Goal
Express every row below as a JSON list of strings, with one string per line. Skip blank lines and leave the pictures out.

## Start

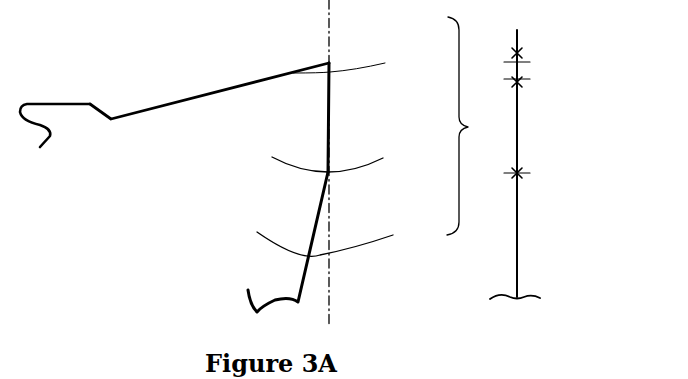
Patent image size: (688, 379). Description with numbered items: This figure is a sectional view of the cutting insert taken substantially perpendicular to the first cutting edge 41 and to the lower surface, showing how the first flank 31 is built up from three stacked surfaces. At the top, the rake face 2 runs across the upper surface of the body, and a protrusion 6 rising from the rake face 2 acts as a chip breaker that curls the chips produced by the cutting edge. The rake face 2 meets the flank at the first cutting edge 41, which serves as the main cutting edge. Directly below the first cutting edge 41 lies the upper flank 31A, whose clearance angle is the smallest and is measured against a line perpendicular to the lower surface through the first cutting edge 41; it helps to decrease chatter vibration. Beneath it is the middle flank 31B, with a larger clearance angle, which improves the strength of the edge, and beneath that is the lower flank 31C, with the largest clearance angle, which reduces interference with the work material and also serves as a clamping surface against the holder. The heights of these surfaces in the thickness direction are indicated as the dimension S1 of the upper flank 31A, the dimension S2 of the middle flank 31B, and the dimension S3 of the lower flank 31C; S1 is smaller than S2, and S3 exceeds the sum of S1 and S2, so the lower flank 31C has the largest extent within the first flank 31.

The protrusion 6 is at (58, 104).
The rake face 2 is at (167, 104).
The first cutting edge 41 is at (330, 63).
The first flank 31 is at (370, 164).
The upper flank 31A is at (331, 63).
The middle flank 31B is at (331, 133).
The lower flank 31C is at (318, 217).
The dimension of the upper flank in the thickness direction S1 is at (519, 70).
The dimension of the middle flank in the thickness direction S2 is at (519, 125).
The dimension of the lower flank in the thickness direction S3 is at (519, 235).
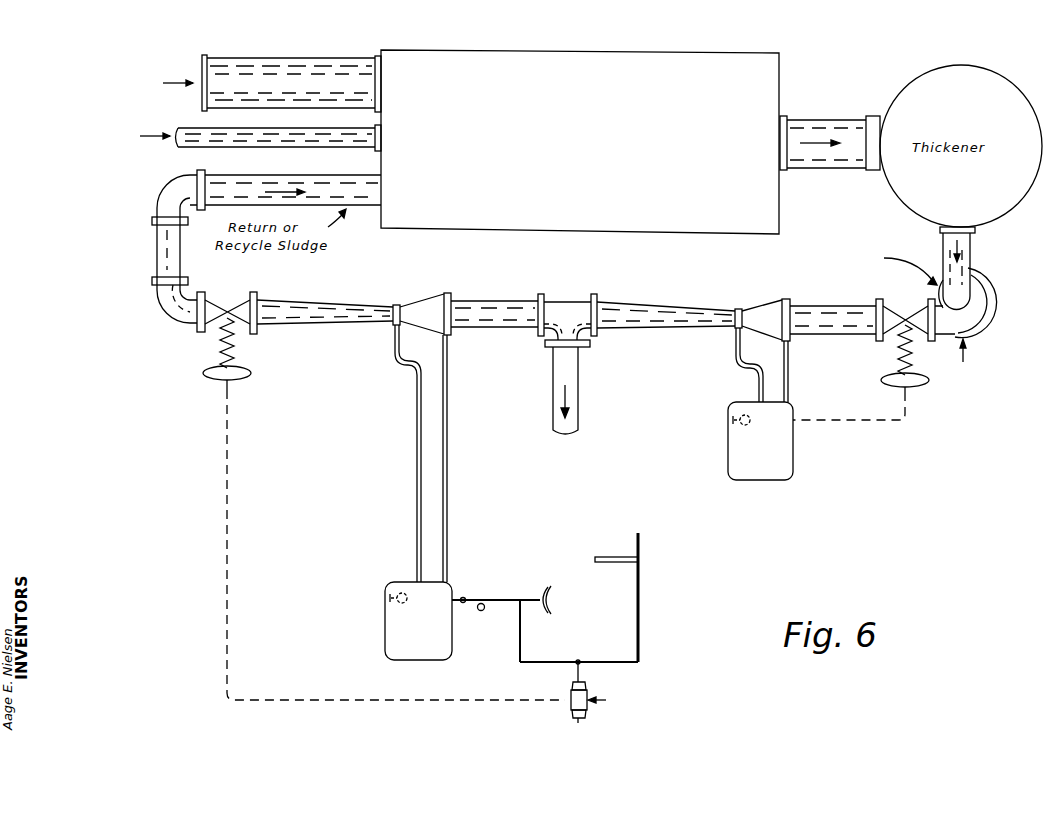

## End

Correct output
[
  "Patent image size: (688, 379). Description with numbered items: This figure is a sectional view of the cutting insert taken substantially perpendicular to the first cutting edge 41 and to the lower surface, showing how the first flank 31 is built up from three stacked surfaces. At the top, the rake face 2 runs across the upper surface of the body, and a protrusion 6 rising from the rake face 2 acts as a chip breaker that curls the chips produced by the cutting edge. The rake face 2 meets the flank at the first cutting edge 41, which serves as the main cutting edge. Directly below the first cutting edge 41 lies the upper flank 31A, whose clearance angle is the smallest and is measured against a line perpendicular to the lower surface through the first cutting edge 41; it helps to decrease chatter vibration. Beneath it is the middle flank 31B, with a larger clearance angle, which improves the strength of the edge, and beneath that is the lower flank 31C, with the largest clearance angle, which reduces interference with the work material and also serves as a clamping surface against the holder. The heights of these surfaces in the thickness direction are indicated as the dimension S1 of the upper flank 31A, the dimension S2 of the middle flank 31B, and the dimension S3 of the lower flank 31C; S1 is smaller than S2, and S3 exceeds the sum of S1 and S2, so the lower flank 31C has the largest extent within the first flank 31.",
  "The protrusion 6 is at (58, 104).",
  "The rake face 2 is at (167, 104).",
  "The first cutting edge 41 is at (330, 63).",
  "The first flank 31 is at (370, 164).",
  "The upper flank 31A is at (331, 63).",
  "The middle flank 31B is at (331, 133).",
  "The lower flank 31C is at (318, 217).",
  "The dimension of the upper flank in the thickness direction S1 is at (519, 70).",
  "The dimension of the middle flank in the thickness direction S2 is at (519, 125).",
  "The dimension of the lower flank in the thickness direction S3 is at (519, 235)."
]